Aim: Copy every record below exactly as written, but leave out the pictures.

___ The data ___

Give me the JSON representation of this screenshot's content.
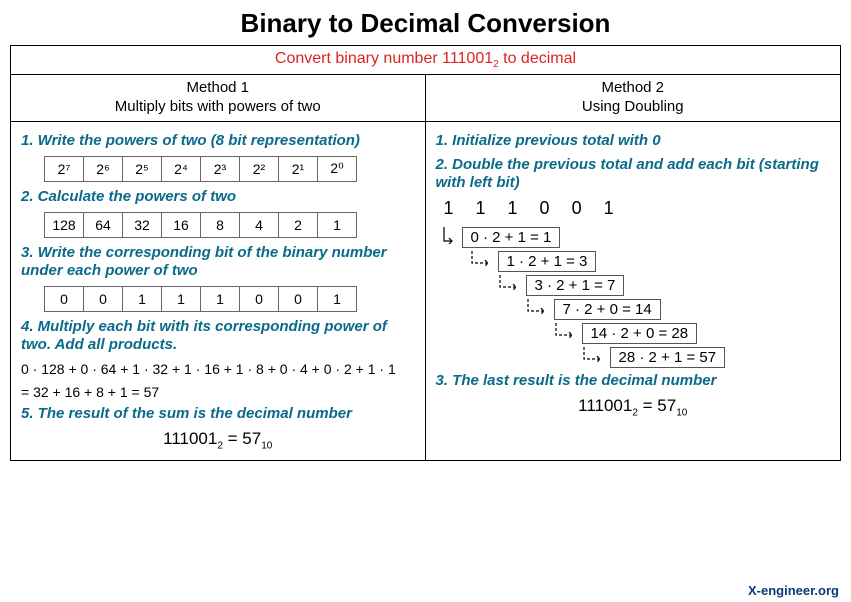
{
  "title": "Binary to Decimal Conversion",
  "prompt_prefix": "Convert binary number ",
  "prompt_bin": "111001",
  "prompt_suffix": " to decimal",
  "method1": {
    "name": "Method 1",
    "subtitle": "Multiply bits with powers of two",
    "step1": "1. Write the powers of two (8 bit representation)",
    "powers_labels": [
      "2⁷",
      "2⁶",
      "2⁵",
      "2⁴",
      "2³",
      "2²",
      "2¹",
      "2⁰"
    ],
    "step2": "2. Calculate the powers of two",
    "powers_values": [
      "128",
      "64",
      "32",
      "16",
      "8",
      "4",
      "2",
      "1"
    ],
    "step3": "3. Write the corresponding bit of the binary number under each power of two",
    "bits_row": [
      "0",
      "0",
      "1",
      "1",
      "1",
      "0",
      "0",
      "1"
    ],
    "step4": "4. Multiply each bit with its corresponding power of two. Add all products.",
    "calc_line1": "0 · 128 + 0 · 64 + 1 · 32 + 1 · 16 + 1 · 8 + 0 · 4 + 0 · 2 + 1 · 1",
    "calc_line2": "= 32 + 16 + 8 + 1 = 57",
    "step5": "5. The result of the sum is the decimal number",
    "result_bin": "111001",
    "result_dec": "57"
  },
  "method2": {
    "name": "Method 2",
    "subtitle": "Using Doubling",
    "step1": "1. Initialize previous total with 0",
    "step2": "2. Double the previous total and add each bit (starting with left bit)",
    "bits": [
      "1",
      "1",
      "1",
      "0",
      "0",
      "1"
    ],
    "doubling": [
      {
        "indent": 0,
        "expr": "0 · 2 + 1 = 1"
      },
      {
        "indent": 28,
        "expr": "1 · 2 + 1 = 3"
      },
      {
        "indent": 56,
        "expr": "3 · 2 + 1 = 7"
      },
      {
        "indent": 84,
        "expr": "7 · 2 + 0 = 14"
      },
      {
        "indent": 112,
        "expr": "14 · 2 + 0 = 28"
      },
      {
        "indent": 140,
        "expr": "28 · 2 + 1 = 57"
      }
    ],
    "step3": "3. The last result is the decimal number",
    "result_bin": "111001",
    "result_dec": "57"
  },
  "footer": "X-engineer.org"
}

___

Full response:
Give me the JSON representation of this screenshot's content.
{
  "title": "Binary to Decimal Conversion",
  "prompt_prefix": "Convert binary number ",
  "prompt_bin": "111001",
  "prompt_suffix": " to decimal",
  "method1": {
    "name": "Method 1",
    "subtitle": "Multiply bits with powers of two",
    "step1": "1. Write the powers of two (8 bit representation)",
    "powers_labels": [
      "2⁷",
      "2⁶",
      "2⁵",
      "2⁴",
      "2³",
      "2²",
      "2¹",
      "2⁰"
    ],
    "step2": "2. Calculate the powers of two",
    "powers_values": [
      "128",
      "64",
      "32",
      "16",
      "8",
      "4",
      "2",
      "1"
    ],
    "step3": "3. Write the corresponding bit of the binary number under each power of two",
    "bits_row": [
      "0",
      "0",
      "1",
      "1",
      "1",
      "0",
      "0",
      "1"
    ],
    "step4": "4. Multiply each bit with its corresponding power of two. Add all products.",
    "calc_line1": "0 · 128 + 0 · 64 + 1 · 32 + 1 · 16 + 1 · 8 + 0 · 4 + 0 · 2 + 1 · 1",
    "calc_line2": "= 32 + 16 + 8 + 1 = 57",
    "step5": "5. The result of the sum is the decimal number",
    "result_bin": "111001",
    "result_dec": "57"
  },
  "method2": {
    "name": "Method 2",
    "subtitle": "Using Doubling",
    "step1": "1. Initialize previous total with 0",
    "step2": "2. Double the previous total and add each bit (starting with left bit)",
    "bits": [
      "1",
      "1",
      "1",
      "0",
      "0",
      "1"
    ],
    "doubling": [
      {
        "indent": 0,
        "expr": "0 · 2 + 1 = 1"
      },
      {
        "indent": 28,
        "expr": "1 · 2 + 1 = 3"
      },
      {
        "indent": 56,
        "expr": "3 · 2 + 1 = 7"
      },
      {
        "indent": 84,
        "expr": "7 · 2 + 0 = 14"
      },
      {
        "indent": 112,
        "expr": "14 · 2 + 0 = 28"
      },
      {
        "indent": 140,
        "expr": "28 · 2 + 1 = 57"
      }
    ],
    "step3": "3. The last result is the decimal number",
    "result_bin": "111001",
    "result_dec": "57"
  },
  "footer": "X-engineer.org"
}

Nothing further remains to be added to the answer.